# Collection entries
━━━━━━━━━━━━━━━━━━━━

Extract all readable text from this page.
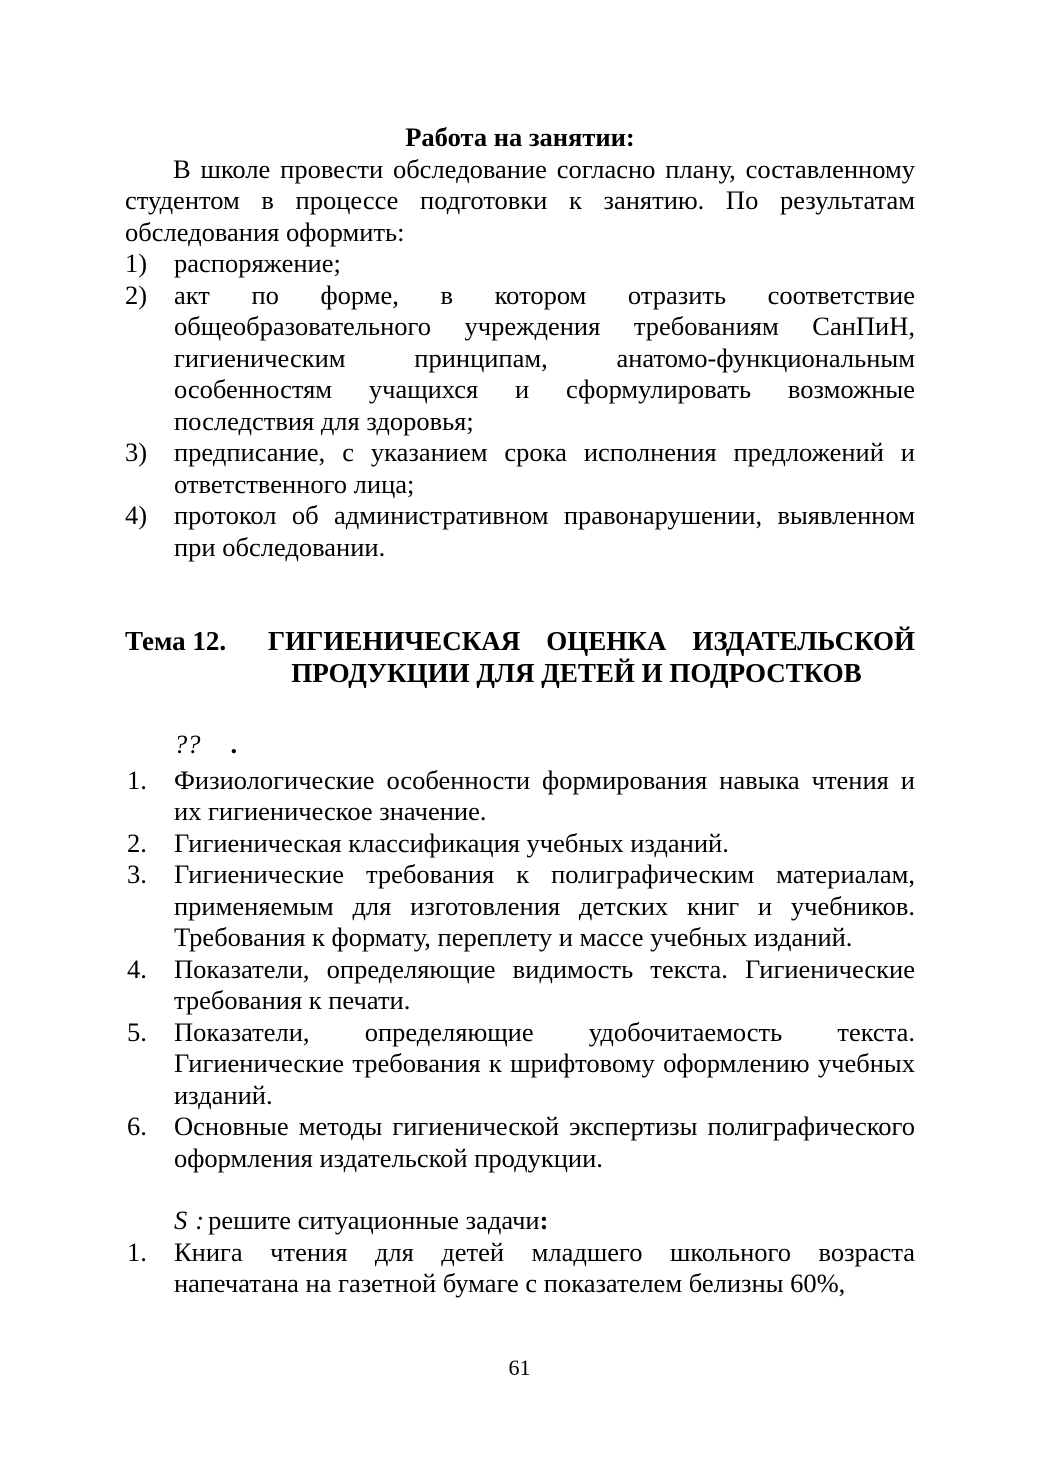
Работа на занятии:
В школе провести обследование согласно плану, составленному студентом в процессе подготовки к занятию. По результатам обследования оформить:
1) распоряжение;
2) акт по форме, в котором отразить соответствие общеобразовательного учреждения требованиям СанПиН, гигиеническим принципам, анатомо-функциональным особенностям учащихся и сформулировать возможные последствия для здоровья;
3) предписание, с указанием срока исполнения предложений и ответственного лица;
4) протокол об административном правонарушении, выявленном при обследовании.
Тема 12. ГИГИЕНИЧЕСКАЯ ОЦЕНКА ИЗДАТЕЛЬСКОЙ
ПРОДУКЦИИ ДЛЯ ДЕТЕЙ И ПОДРОСТКОВ
?? .
1. Физиологические особенности формирования навыка чтения и их гигиеническое значение.
2. Гигиеническая классификация учебных изданий.
3. Гигиенические требования к полиграфическим материалам, применяемым для изготовления детских книг и учебников. Требования к формату, переплету и массе учебных изданий.
4. Показатели, определяющие видимость текста. Гигиенические требования к печати.
5. Показатели, определяющие удобочитаемость текста. Гигиенические требования к шрифтовому оформлению учебных изданий.
6. Основные методы гигиенической экспертизы полиграфического оформления издательской продукции.
S : решите ситуационные задачи:
1. Книга чтения для детей младшего школьного возраста напечатана на газетной бумаге с показателем белизны 60%,
61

━━━━━━━━━━━━━━━━━━━━

Extract the full listing exactly, with the pictures left out.

# RESPONSE TO THIS EXERCISE
Extract all readable text from this page.
Работа на занятии:
В школе провести обследование согласно плану, составленному студентом в процессе подготовки к занятию. По результатам обследования оформить:
1) распоряжение;
2) акт по форме, в котором отразить соответствие общеобразовательного учреждения требованиям СанПиН, гигиеническим принципам, анатомо-функциональным особенностям учащихся и сформулировать возможные последствия для здоровья;
3) предписание, с указанием срока исполнения предложений и ответственного лица;
4) протокол об административном правонарушении, выявленном при обследовании.
Тема 12. ГИГИЕНИЧЕСКАЯ ОЦЕНКА ИЗДАТЕЛЬСКОЙ
ПРОДУКЦИИ ДЛЯ ДЕТЕЙ И ПОДРОСТКОВ
?? .
1. Физиологические особенности формирования навыка чтения и их гигиеническое значение.
2. Гигиеническая классификация учебных изданий.
3. Гигиенические требования к полиграфическим материалам, применяемым для изготовления детских книг и учебников. Требования к формату, переплету и массе учебных изданий.
4. Показатели, определяющие видимость текста. Гигиенические требования к печати.
5. Показатели, определяющие удобочитаемость текста. Гигиенические требования к шрифтовому оформлению учебных изданий.
6. Основные методы гигиенической экспертизы полиграфического оформления издательской продукции.
S : решите ситуационные задачи:
1. Книга чтения для детей младшего школьного возраста напечатана на газетной бумаге с показателем белизны 60%,
61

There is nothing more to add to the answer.